§ TASK DIRECTIONS:
Could you copy every line from the material below in which "UMIDADE" appears?

⁂

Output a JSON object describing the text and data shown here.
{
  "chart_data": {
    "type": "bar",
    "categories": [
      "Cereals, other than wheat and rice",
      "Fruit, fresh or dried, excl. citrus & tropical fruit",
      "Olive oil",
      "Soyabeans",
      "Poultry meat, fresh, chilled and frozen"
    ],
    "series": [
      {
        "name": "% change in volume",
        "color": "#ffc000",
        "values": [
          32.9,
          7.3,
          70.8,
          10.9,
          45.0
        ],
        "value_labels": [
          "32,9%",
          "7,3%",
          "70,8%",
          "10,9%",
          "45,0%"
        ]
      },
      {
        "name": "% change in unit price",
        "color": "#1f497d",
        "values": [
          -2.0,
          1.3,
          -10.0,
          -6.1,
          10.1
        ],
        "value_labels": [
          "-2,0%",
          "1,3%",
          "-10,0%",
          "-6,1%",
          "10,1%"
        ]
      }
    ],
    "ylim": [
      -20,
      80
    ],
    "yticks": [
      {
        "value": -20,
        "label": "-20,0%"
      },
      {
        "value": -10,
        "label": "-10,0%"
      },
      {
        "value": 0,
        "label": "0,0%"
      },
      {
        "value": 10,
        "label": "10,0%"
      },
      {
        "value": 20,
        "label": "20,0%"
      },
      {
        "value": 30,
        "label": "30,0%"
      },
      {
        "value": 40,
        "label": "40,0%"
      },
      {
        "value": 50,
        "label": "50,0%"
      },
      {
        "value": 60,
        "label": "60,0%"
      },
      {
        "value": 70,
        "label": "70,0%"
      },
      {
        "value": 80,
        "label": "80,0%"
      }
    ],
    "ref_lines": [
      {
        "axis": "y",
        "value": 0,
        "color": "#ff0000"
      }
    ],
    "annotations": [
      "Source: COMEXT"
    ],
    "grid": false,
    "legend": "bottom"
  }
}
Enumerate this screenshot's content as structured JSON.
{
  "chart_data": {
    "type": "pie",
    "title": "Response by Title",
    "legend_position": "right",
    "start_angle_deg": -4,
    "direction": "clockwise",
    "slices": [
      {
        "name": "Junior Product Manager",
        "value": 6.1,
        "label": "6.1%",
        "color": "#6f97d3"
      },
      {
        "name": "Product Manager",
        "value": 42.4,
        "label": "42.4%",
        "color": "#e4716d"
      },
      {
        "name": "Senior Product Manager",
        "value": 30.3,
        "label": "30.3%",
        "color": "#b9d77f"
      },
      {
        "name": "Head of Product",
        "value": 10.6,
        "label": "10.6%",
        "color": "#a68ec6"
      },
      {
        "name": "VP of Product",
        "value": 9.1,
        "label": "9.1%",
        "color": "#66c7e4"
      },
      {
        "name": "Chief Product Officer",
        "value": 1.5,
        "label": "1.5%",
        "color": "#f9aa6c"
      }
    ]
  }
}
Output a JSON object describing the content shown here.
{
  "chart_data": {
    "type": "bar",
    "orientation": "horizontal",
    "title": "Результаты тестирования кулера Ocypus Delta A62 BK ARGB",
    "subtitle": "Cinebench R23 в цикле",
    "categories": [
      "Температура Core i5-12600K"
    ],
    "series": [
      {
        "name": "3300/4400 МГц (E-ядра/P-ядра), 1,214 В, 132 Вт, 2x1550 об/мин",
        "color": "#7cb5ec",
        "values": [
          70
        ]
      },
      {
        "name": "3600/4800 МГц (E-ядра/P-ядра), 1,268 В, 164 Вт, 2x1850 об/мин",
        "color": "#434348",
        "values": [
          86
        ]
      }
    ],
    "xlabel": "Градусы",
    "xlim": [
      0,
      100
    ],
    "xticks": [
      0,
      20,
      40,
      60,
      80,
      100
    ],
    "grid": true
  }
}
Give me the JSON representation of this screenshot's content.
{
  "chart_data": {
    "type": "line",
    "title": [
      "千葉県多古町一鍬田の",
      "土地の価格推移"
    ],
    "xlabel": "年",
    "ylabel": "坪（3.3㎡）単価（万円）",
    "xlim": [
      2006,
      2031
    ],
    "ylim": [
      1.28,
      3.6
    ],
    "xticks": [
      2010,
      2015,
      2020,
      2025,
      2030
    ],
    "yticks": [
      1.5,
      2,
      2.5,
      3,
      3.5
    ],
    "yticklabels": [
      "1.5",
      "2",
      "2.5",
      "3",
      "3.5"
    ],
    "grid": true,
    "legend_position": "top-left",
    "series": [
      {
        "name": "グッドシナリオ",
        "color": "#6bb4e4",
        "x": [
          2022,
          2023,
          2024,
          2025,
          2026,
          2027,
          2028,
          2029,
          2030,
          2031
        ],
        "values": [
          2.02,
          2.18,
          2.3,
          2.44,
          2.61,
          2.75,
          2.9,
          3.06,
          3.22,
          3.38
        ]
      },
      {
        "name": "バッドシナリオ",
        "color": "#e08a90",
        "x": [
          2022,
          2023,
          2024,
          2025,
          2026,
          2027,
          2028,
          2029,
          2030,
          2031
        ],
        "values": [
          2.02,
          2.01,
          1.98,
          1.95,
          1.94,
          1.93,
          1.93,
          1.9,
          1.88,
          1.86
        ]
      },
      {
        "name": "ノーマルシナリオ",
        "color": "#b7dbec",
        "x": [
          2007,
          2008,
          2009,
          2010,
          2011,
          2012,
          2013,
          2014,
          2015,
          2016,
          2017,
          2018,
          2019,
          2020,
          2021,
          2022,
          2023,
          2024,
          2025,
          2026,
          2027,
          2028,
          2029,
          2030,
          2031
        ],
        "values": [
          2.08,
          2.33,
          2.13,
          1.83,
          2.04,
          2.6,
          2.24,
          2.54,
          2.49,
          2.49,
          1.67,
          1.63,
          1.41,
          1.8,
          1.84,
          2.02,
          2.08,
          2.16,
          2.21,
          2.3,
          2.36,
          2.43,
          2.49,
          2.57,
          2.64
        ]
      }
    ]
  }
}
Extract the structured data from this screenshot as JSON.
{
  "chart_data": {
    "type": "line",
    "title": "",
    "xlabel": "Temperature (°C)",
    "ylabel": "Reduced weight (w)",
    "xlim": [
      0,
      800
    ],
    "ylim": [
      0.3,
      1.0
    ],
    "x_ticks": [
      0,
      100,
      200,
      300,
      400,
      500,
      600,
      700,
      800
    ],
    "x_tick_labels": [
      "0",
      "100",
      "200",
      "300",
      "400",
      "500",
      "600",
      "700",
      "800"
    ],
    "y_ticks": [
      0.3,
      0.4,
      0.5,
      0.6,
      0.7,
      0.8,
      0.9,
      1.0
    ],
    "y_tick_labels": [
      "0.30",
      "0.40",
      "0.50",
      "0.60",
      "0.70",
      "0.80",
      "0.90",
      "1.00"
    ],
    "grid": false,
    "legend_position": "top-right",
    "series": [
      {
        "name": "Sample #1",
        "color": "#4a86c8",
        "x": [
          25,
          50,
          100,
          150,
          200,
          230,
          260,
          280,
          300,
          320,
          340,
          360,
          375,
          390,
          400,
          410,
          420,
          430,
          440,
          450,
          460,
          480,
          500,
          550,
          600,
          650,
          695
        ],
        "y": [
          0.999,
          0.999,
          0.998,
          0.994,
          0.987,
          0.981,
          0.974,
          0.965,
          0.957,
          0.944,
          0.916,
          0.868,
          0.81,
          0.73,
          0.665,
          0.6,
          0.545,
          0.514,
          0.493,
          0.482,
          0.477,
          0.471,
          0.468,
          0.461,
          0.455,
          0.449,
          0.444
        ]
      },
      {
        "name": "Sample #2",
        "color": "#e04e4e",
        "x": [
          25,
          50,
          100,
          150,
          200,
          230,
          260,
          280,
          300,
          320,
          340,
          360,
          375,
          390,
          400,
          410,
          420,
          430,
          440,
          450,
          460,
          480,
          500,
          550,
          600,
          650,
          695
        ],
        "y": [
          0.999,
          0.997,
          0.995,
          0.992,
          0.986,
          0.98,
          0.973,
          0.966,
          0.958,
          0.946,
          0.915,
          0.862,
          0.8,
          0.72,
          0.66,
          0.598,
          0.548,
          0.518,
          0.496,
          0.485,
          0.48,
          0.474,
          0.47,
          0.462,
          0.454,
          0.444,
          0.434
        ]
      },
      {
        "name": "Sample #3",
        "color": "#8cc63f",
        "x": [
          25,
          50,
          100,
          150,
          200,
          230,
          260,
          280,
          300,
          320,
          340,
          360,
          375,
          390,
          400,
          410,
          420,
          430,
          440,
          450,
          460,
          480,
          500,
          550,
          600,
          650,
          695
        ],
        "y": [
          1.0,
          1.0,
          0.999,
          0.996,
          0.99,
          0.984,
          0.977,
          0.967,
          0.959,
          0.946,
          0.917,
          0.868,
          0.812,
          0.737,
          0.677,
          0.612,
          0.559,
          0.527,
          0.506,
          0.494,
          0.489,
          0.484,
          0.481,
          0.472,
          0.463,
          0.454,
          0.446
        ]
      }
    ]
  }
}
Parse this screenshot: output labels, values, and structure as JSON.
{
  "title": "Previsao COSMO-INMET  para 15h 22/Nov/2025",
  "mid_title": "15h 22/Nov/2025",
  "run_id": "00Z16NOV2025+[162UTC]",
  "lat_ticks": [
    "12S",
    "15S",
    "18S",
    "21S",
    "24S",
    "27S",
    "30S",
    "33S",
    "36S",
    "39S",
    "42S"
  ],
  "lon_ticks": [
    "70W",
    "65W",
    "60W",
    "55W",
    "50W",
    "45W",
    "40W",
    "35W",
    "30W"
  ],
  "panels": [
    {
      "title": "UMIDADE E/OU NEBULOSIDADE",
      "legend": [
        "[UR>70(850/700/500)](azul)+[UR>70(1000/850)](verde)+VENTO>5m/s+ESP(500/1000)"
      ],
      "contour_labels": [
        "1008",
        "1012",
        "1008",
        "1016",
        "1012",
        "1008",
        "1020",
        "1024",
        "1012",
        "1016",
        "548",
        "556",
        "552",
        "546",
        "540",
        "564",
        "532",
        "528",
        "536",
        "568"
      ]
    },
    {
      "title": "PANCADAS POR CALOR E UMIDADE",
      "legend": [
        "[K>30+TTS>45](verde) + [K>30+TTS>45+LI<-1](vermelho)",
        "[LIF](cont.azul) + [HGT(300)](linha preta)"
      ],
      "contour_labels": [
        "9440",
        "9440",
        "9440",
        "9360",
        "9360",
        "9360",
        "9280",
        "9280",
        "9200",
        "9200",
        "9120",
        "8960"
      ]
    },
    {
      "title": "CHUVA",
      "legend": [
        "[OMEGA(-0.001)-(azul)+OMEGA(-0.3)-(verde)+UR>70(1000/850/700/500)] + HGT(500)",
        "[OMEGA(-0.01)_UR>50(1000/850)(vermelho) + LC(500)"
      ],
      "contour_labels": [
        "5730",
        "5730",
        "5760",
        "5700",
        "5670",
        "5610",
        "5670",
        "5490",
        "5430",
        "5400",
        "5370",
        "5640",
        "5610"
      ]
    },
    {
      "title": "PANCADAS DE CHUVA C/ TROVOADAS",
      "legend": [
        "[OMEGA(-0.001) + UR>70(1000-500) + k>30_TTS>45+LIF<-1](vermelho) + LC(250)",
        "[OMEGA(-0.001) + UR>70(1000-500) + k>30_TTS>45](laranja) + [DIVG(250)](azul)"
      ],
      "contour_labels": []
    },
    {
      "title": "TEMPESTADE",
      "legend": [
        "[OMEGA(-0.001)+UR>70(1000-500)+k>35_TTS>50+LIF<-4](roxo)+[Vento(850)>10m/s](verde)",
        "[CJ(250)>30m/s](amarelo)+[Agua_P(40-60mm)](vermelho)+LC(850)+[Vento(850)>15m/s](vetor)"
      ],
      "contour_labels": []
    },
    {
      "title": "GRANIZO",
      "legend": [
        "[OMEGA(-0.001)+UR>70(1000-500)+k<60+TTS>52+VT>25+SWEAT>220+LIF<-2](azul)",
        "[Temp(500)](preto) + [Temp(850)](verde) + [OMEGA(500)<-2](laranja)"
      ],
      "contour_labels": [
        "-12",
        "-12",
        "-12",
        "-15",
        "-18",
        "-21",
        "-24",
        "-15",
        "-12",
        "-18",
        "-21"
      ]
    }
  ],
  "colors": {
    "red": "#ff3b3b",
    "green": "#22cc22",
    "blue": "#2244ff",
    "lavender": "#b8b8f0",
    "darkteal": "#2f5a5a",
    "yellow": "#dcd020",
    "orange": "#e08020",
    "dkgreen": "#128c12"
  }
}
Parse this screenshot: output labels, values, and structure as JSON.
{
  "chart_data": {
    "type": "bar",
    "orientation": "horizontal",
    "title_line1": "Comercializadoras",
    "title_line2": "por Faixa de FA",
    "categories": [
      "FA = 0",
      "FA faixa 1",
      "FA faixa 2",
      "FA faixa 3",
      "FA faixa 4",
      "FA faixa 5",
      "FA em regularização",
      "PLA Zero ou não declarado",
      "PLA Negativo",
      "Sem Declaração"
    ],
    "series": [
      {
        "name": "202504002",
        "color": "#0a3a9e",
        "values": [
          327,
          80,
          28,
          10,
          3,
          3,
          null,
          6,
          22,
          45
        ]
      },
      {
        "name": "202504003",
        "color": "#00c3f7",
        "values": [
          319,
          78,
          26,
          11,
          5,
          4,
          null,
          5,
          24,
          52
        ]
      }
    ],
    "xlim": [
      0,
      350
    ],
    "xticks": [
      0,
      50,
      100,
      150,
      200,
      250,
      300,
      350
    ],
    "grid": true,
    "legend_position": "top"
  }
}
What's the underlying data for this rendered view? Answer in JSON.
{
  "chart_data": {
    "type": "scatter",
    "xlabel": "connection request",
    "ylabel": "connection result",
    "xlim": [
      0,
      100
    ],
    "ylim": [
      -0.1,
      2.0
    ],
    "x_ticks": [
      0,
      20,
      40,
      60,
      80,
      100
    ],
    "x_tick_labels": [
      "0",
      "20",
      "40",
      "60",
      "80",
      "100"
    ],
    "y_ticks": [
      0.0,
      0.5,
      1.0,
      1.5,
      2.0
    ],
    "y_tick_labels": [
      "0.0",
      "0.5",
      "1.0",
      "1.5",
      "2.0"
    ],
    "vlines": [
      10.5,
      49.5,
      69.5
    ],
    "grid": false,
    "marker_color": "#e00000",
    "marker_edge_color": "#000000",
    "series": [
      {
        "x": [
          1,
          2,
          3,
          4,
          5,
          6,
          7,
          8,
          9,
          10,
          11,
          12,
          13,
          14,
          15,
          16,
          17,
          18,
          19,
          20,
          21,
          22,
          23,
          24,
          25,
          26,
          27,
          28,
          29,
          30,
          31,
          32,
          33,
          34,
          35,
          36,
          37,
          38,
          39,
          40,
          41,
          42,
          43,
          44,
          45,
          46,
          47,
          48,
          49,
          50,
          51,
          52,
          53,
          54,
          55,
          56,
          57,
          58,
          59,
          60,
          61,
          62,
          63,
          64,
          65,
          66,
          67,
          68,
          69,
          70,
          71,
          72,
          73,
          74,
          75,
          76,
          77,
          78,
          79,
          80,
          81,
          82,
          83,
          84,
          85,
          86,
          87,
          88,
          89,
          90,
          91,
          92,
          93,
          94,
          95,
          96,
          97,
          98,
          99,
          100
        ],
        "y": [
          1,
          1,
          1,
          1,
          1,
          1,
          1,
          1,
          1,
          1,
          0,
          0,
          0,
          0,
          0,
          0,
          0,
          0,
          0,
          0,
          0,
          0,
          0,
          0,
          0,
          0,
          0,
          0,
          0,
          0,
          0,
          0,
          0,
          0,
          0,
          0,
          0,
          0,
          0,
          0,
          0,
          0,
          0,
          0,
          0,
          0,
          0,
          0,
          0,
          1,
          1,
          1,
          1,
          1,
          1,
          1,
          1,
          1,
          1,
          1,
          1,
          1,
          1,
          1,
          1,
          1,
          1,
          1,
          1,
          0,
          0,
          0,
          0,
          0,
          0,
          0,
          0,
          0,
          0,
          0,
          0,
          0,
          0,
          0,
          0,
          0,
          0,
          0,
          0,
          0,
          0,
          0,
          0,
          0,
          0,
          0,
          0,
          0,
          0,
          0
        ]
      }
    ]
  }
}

⁂

§ REPLY:
      "title": "UMIDADE E/OU NEBULOSIDADE",
      "title": "PANCADAS POR CALOR E UMIDADE",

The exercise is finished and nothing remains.